Read the records below and copy each line that contains "name".

* **Dataset content**:
-- Start --

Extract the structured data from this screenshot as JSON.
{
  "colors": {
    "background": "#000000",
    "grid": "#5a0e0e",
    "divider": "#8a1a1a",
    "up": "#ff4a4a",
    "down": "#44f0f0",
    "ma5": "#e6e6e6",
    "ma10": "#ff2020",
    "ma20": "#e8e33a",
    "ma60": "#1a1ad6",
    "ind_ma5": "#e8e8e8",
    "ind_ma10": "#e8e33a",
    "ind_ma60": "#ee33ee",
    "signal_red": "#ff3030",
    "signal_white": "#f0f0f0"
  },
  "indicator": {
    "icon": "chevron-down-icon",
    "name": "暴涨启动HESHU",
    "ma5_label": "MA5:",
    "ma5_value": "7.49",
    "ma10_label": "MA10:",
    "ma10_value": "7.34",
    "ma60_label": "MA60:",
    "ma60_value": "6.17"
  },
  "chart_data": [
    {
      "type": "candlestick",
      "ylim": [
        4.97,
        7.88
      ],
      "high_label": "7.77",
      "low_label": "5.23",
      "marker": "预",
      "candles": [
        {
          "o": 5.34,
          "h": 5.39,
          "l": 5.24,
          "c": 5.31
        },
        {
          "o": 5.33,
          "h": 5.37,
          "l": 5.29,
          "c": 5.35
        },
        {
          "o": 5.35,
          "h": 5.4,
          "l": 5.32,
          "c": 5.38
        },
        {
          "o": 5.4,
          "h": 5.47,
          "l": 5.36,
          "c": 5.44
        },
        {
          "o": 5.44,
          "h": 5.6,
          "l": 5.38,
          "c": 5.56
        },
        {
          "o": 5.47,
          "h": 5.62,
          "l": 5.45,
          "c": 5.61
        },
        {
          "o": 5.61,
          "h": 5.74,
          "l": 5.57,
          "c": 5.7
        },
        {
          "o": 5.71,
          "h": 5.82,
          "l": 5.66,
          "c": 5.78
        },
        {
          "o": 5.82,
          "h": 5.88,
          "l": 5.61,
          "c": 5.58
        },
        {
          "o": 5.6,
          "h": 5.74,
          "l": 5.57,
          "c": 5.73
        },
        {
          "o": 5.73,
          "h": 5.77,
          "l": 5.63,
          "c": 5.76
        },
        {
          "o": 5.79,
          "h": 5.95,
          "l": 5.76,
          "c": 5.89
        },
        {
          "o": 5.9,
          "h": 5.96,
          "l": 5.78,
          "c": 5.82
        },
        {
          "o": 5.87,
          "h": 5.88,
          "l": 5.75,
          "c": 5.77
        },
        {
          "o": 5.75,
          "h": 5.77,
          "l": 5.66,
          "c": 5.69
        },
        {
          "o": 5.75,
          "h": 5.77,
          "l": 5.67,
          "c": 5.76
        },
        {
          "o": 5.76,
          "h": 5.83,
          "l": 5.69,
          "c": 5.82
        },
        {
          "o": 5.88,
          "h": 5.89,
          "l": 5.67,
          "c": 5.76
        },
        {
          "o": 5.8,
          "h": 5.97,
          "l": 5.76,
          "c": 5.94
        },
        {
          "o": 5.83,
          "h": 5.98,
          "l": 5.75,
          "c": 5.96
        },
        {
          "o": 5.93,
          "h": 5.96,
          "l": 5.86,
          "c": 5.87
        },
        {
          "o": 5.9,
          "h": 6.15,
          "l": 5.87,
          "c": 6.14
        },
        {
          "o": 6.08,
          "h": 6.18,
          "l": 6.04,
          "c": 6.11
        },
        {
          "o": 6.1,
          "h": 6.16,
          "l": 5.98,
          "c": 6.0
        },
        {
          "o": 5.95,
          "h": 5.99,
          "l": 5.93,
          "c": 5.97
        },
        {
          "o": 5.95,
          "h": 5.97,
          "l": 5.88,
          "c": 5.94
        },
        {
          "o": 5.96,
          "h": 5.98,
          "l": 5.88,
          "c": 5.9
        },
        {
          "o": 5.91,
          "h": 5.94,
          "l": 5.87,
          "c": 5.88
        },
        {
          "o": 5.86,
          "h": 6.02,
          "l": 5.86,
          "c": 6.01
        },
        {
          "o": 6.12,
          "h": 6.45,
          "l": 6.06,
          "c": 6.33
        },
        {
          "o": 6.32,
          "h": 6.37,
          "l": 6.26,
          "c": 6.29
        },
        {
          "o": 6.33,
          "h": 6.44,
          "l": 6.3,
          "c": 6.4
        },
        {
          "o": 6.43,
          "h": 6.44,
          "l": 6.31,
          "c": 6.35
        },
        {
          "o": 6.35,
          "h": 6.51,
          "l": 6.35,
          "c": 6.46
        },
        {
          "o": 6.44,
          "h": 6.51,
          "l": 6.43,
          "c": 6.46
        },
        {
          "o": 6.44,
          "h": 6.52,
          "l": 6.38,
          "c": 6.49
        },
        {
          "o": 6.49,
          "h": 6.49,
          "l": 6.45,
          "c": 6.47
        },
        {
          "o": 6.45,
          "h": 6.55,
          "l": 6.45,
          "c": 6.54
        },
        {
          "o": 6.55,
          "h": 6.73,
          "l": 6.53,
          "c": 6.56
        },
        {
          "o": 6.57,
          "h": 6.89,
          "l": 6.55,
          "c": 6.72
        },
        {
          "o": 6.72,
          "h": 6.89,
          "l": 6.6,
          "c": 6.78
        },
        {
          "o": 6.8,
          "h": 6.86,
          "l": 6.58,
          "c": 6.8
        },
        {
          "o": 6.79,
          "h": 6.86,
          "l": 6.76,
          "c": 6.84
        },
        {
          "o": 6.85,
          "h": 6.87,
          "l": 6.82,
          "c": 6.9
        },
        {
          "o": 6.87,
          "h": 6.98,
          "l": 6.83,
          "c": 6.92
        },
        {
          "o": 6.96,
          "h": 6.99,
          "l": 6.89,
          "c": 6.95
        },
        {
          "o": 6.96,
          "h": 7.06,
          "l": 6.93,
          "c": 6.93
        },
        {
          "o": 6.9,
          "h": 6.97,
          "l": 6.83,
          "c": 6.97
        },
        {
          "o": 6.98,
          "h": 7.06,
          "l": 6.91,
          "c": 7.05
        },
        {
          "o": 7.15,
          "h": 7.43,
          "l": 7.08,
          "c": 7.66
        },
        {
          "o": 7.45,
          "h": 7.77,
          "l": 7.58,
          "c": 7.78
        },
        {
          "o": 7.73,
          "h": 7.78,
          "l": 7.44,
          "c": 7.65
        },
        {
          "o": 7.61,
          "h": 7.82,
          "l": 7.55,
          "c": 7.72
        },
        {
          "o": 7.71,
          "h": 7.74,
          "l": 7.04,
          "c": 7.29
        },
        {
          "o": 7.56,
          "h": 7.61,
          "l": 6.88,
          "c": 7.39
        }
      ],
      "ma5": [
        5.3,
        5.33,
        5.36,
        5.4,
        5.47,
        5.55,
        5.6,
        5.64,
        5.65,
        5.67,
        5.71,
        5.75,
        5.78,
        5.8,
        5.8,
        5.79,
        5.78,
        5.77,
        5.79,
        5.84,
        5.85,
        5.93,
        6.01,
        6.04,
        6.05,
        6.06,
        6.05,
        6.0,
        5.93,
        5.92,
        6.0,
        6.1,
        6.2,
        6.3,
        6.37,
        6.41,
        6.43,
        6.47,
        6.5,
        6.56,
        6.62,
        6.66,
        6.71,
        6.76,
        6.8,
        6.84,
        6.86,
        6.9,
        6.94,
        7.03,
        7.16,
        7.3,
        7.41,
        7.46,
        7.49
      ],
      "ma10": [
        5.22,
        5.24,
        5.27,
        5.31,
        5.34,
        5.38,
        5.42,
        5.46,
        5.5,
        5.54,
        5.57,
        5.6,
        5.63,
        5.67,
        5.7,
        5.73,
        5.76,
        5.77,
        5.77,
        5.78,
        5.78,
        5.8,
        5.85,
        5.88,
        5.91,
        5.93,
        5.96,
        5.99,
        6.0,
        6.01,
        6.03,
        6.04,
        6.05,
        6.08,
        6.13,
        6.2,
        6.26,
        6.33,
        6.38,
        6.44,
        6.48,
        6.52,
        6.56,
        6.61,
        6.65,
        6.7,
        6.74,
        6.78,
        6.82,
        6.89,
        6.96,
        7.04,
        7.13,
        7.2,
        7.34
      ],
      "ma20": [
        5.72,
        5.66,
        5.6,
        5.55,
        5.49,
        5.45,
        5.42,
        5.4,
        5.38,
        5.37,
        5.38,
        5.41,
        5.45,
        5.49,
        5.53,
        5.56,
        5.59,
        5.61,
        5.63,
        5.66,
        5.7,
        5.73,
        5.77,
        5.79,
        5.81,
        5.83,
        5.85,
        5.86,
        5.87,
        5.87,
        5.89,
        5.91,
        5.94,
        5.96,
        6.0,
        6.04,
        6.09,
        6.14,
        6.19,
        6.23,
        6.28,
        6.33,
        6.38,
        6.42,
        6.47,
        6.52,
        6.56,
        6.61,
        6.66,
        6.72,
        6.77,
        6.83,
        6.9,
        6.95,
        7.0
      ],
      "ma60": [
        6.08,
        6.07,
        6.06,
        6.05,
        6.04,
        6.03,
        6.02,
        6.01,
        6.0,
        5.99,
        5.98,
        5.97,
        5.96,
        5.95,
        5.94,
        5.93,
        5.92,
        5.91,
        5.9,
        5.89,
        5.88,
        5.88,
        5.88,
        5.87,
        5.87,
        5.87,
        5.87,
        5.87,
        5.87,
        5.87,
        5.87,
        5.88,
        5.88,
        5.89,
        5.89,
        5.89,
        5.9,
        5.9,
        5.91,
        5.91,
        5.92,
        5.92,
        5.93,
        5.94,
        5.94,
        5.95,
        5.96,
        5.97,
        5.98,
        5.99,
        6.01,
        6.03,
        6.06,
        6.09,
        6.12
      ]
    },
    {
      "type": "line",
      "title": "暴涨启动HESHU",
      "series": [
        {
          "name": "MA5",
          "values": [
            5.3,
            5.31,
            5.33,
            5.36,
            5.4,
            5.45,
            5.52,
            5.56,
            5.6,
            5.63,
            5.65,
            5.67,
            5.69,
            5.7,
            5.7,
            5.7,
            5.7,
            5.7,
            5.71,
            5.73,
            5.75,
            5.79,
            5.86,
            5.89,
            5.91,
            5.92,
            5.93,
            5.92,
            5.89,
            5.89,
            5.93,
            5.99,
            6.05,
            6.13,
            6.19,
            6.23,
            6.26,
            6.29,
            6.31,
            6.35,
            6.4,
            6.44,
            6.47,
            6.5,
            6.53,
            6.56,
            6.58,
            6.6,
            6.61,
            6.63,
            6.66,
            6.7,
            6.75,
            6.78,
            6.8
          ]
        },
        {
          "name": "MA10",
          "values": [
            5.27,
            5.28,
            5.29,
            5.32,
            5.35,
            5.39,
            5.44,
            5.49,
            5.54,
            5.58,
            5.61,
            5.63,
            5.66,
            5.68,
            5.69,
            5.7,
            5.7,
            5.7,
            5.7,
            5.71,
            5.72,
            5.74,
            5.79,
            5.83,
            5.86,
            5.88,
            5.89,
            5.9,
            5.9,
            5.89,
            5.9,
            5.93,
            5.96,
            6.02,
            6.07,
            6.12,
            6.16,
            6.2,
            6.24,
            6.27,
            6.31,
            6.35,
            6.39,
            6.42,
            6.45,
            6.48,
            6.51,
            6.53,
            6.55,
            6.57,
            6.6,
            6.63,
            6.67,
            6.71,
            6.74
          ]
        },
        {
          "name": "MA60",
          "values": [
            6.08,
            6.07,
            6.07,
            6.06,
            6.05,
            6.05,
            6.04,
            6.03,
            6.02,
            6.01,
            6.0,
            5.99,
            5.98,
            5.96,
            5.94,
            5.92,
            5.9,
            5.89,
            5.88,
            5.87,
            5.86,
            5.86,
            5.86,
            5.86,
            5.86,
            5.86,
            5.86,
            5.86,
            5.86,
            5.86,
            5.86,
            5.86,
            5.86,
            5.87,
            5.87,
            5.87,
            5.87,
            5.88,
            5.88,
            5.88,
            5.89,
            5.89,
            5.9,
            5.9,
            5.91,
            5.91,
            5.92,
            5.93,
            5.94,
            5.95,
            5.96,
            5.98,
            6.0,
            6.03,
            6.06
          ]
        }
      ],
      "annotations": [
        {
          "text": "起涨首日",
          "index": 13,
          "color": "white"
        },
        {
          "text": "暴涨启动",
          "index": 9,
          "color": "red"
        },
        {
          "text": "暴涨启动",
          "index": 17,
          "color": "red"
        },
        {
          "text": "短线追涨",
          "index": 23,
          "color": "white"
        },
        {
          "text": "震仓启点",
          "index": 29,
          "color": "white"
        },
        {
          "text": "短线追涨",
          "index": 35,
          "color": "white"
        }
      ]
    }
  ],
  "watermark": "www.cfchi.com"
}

-- End --

* **Written response**:
    "name": "暴涨启动HESHU",
          "name": "MA5",
          "name": "MA10",
          "name": "MA60",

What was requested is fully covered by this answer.